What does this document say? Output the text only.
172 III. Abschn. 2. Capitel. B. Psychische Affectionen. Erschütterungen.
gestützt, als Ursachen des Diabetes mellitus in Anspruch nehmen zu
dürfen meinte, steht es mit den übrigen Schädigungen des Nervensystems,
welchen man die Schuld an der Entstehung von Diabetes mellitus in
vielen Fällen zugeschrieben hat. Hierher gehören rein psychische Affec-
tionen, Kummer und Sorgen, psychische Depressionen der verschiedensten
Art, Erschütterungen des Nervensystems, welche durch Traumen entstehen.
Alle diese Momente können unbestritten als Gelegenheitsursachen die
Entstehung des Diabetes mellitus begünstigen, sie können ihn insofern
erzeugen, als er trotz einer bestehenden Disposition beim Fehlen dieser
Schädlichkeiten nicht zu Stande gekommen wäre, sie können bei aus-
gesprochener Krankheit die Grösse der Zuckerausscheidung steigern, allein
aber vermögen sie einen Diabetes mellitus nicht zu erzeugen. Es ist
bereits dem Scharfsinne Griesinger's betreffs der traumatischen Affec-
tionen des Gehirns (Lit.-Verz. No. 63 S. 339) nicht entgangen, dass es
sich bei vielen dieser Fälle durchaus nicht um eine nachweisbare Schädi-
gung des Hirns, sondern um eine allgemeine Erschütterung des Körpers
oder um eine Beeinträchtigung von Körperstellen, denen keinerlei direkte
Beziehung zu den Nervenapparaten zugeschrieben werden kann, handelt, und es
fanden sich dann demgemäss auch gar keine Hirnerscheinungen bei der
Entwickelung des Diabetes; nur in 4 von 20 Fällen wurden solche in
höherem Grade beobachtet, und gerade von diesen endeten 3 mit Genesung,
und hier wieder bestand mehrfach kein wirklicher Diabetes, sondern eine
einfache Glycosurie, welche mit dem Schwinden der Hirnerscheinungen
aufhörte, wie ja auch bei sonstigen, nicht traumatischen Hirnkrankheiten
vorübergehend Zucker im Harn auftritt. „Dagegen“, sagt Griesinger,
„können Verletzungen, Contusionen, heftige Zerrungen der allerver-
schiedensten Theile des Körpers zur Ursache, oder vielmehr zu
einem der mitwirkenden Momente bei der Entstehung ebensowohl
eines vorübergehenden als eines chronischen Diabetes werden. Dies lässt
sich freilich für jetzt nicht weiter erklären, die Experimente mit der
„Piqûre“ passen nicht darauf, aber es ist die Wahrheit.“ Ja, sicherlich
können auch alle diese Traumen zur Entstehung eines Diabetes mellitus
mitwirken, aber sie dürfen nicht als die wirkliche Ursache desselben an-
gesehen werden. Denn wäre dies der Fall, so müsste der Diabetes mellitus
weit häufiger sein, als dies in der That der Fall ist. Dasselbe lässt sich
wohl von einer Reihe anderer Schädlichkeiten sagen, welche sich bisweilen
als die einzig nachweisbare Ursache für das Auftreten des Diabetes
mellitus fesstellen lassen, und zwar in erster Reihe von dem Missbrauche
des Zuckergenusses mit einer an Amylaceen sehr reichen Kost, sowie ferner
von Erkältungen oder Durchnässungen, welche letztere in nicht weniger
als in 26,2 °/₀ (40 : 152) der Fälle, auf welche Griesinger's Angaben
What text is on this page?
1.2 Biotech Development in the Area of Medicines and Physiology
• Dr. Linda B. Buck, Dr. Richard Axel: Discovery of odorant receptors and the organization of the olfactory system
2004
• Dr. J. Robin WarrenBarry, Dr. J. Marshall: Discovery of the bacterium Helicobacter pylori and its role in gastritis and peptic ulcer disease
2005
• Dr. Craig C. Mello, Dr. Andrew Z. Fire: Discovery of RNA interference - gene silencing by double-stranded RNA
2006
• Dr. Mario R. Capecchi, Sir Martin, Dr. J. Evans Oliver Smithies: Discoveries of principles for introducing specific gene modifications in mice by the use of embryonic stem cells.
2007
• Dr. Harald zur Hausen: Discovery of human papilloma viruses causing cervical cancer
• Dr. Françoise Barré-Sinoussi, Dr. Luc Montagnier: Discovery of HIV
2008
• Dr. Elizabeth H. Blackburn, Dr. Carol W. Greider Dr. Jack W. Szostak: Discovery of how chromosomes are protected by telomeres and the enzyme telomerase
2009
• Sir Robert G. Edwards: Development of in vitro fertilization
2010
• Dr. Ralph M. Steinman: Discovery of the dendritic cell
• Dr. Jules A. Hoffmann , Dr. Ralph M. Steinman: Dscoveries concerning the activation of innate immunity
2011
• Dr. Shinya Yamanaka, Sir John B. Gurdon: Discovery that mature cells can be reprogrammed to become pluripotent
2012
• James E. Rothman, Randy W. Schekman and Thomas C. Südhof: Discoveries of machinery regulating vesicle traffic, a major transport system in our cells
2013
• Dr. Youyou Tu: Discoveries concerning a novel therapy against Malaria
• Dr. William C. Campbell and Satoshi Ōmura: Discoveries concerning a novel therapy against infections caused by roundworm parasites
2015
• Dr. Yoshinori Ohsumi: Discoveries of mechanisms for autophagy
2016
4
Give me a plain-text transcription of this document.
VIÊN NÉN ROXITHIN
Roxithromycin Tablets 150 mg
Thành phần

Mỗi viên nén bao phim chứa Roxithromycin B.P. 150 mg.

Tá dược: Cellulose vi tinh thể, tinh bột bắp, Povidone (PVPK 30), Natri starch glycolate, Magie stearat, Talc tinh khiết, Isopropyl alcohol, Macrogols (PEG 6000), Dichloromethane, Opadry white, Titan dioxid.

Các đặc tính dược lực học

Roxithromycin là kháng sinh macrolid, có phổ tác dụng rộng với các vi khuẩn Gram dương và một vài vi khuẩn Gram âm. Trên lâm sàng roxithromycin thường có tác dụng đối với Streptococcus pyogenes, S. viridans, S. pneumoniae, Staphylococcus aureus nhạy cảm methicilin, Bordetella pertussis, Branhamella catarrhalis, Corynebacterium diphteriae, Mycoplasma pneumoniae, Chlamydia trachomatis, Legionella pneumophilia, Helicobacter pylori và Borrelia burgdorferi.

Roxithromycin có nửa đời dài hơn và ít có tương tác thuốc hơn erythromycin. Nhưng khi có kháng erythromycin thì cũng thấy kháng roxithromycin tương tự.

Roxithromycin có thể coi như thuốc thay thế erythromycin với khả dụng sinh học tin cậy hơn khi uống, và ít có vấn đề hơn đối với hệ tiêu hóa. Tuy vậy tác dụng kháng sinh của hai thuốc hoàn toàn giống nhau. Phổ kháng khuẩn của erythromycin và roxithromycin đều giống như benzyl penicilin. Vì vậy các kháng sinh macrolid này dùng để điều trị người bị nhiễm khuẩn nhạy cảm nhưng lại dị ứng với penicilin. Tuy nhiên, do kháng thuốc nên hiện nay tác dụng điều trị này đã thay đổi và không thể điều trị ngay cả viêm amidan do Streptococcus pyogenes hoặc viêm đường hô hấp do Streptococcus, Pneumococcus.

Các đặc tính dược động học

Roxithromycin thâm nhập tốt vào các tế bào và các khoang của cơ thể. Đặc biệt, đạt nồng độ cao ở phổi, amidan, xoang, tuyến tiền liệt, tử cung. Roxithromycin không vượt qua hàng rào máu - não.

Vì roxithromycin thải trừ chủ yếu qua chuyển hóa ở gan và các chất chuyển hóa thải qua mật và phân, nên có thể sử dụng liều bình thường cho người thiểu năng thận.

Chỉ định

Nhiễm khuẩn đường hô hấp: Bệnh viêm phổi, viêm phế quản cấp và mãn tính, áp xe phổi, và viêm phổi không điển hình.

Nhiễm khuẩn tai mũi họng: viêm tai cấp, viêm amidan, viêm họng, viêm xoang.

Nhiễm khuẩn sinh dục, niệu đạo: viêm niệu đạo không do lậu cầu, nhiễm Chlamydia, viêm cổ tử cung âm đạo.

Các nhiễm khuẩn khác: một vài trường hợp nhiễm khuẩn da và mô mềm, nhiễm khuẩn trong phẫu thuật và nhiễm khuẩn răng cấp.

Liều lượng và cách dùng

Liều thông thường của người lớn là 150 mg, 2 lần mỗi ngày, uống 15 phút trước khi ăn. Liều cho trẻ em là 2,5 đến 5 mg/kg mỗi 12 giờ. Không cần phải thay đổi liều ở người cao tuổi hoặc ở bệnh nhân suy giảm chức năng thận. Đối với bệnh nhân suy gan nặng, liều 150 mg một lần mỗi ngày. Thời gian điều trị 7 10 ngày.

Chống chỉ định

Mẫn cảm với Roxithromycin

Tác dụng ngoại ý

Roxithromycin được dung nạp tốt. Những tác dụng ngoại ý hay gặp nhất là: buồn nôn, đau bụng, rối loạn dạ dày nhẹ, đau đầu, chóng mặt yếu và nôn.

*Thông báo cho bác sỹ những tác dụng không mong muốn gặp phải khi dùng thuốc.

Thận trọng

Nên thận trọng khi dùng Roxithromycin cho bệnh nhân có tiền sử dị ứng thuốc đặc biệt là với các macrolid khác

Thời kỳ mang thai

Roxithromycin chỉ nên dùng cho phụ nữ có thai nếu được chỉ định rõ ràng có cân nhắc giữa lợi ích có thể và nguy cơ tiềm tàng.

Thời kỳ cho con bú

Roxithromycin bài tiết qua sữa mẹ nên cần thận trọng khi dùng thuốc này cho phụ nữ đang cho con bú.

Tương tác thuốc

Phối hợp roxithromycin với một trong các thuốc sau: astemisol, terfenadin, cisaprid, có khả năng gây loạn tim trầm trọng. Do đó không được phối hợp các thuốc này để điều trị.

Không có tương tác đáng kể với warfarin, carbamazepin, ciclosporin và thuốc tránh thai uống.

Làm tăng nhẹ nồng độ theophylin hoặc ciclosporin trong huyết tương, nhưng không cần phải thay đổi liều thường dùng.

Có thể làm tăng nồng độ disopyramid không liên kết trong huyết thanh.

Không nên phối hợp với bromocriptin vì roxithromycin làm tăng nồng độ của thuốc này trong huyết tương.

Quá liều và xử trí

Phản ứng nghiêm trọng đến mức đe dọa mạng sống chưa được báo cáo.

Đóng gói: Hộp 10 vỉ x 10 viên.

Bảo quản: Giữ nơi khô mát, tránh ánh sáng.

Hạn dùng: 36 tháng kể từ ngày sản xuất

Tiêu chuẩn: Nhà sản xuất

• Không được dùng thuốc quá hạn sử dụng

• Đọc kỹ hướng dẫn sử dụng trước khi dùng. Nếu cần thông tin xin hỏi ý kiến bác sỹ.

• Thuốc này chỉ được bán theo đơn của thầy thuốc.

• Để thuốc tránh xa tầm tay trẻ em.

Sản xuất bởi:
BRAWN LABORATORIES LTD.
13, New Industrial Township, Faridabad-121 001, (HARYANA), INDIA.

——————

◆ Task details
Determine how many lines in the data include the word "Reihe". Answer with that number alone.

◆ Solution for this problem
2